--- Material for this task ---
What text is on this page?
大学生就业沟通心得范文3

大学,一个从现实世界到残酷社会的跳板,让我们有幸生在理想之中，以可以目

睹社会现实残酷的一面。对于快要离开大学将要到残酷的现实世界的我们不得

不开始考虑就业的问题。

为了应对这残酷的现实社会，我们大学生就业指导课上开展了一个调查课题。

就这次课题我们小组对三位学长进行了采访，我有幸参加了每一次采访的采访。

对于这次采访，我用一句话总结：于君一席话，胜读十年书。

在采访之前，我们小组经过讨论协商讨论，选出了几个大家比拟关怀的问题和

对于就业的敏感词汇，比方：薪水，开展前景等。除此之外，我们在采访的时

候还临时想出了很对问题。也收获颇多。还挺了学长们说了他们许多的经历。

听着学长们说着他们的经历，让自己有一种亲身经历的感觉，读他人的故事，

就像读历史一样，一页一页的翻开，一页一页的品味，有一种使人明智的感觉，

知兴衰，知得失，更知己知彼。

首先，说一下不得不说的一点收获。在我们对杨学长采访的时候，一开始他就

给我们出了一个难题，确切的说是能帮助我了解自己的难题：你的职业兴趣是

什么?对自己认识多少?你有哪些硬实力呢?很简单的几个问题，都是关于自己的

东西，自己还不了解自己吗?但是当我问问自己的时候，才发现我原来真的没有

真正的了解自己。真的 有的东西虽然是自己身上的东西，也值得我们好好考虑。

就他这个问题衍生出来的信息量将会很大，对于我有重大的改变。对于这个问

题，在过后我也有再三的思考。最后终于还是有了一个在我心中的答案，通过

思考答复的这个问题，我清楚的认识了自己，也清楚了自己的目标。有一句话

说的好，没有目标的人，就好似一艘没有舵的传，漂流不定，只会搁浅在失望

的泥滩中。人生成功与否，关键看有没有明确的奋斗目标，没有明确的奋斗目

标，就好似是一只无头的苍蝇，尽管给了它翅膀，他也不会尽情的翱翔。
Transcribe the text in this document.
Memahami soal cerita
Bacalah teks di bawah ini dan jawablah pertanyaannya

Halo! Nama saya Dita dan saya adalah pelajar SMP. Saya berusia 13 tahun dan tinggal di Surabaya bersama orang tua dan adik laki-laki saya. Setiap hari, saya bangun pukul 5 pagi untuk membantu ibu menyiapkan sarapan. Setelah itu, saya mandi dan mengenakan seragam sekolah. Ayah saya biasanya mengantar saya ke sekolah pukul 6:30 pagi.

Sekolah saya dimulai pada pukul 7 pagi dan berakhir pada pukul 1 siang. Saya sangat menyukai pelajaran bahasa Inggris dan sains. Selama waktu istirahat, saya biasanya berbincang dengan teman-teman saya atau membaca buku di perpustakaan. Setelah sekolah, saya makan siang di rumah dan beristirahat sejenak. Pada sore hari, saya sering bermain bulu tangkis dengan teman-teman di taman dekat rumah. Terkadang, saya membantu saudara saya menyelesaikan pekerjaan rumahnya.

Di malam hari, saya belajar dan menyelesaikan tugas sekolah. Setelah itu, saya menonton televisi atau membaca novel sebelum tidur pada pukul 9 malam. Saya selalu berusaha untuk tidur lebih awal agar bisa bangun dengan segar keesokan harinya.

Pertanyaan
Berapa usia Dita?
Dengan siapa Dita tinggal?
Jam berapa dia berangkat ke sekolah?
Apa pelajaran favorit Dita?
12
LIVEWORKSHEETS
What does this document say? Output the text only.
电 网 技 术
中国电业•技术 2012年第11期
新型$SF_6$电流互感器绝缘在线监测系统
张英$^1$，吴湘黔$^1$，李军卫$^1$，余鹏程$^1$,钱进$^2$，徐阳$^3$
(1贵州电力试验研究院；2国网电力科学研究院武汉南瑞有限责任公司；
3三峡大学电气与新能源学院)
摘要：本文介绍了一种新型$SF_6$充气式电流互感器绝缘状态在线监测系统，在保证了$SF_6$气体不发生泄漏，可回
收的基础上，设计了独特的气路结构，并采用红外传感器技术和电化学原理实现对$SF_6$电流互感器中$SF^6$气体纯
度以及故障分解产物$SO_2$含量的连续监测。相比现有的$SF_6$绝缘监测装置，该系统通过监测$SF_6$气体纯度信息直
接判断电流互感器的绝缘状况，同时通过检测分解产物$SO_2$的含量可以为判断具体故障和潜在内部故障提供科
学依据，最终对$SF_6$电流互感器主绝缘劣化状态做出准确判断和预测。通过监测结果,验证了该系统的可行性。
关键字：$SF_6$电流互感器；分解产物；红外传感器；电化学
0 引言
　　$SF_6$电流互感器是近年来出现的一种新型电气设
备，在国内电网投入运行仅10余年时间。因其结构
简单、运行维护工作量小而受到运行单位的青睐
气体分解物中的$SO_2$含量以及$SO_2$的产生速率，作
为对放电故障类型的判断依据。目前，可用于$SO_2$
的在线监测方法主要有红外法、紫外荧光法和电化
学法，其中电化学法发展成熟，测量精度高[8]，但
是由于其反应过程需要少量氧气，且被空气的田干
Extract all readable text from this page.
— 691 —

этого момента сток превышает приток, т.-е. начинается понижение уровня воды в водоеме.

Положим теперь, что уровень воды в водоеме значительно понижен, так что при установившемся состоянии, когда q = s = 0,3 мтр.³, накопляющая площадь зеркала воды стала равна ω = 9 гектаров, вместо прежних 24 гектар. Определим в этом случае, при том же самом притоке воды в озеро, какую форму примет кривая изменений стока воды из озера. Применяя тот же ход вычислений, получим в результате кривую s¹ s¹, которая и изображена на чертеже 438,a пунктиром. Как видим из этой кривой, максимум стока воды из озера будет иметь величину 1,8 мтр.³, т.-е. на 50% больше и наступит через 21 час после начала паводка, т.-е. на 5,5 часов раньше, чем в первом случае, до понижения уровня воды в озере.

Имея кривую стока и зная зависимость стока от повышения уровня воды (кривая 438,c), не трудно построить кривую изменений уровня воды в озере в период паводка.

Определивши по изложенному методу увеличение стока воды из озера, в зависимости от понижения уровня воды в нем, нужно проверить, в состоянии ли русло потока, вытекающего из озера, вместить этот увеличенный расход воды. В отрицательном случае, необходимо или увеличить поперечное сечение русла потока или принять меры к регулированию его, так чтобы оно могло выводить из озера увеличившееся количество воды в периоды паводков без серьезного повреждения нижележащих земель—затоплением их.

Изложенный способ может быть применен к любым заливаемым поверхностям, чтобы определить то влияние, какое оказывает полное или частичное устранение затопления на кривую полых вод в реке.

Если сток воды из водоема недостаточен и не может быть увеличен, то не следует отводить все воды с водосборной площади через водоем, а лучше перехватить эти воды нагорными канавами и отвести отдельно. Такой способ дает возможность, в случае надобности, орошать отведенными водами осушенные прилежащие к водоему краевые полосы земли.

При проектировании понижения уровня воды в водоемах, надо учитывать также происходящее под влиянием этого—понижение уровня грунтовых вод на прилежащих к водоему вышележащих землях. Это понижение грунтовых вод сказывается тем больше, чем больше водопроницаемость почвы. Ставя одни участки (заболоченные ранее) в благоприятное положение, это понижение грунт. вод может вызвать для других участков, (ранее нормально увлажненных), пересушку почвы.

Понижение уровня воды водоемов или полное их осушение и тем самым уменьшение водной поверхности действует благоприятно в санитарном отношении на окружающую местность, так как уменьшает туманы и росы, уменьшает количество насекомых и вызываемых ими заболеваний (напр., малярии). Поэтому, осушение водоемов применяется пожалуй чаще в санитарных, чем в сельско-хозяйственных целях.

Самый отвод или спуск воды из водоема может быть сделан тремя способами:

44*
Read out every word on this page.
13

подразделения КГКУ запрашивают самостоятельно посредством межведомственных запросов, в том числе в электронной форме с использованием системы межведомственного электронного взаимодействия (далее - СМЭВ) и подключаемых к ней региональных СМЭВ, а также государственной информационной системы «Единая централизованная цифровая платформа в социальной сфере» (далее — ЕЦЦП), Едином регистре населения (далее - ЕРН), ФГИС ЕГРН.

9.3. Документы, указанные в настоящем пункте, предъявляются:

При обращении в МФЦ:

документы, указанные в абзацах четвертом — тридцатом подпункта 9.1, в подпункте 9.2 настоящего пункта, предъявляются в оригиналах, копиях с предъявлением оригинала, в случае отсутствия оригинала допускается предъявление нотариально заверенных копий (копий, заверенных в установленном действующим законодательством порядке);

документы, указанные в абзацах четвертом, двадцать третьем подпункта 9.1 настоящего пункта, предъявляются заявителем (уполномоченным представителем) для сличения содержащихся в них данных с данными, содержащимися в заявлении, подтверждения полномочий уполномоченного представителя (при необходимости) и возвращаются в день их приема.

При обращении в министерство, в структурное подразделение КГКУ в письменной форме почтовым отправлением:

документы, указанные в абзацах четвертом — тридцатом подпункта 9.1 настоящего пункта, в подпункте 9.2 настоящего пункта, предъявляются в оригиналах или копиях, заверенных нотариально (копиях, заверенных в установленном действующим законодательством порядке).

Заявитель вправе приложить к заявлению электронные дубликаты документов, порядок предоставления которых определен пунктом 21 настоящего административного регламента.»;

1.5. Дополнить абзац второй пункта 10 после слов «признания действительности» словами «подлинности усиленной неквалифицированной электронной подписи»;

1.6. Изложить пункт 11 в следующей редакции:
---
Repeat exactly, and only, the lines of the records above, starting with the line that contains "Read out every word on this page." and ending with the final line, both included.

Read out every word on this page.
13

подразделения КГКУ запрашивают самостоятельно посредством межведомственных запросов, в том числе в электронной форме с использованием системы межведомственного электронного взаимодействия (далее - СМЭВ) и подключаемых к ней региональных СМЭВ, а также государственной информационной системы «Единая централизованная цифровая платформа в социальной сфере» (далее — ЕЦЦП), Едином регистре населения (далее - ЕРН), ФГИС ЕГРН.

9.3. Документы, указанные в настоящем пункте, предъявляются:

При обращении в МФЦ:

документы, указанные в абзацах четвертом — тридцатом подпункта 9.1, в подпункте 9.2 настоящего пункта, предъявляются в оригиналах, копиях с предъявлением оригинала, в случае отсутствия оригинала допускается предъявление нотариально заверенных копий (копий, заверенных в установленном действующим законодательством порядке);

документы, указанные в абзацах четвертом, двадцать третьем подпункта 9.1 настоящего пункта, предъявляются заявителем (уполномоченным представителем) для сличения содержащихся в них данных с данными, содержащимися в заявлении, подтверждения полномочий уполномоченного представителя (при необходимости) и возвращаются в день их приема.

При обращении в министерство, в структурное подразделение КГКУ в письменной форме почтовым отправлением:

документы, указанные в абзацах четвертом — тридцатом подпункта 9.1 настоящего пункта, в подпункте 9.2 настоящего пункта, предъявляются в оригиналах или копиях, заверенных нотариально (копиях, заверенных в установленном действующим законодательством порядке).

Заявитель вправе приложить к заявлению электронные дубликаты документов, порядок предоставления которых определен пунктом 21 настоящего административного регламента.»;

1.5. Дополнить абзац второй пункта 10 после слов «признания действительности» словами «подлинности усиленной неквалифицированной электронной подписи»;

1.6. Изложить пункт 11 в следующей редакции:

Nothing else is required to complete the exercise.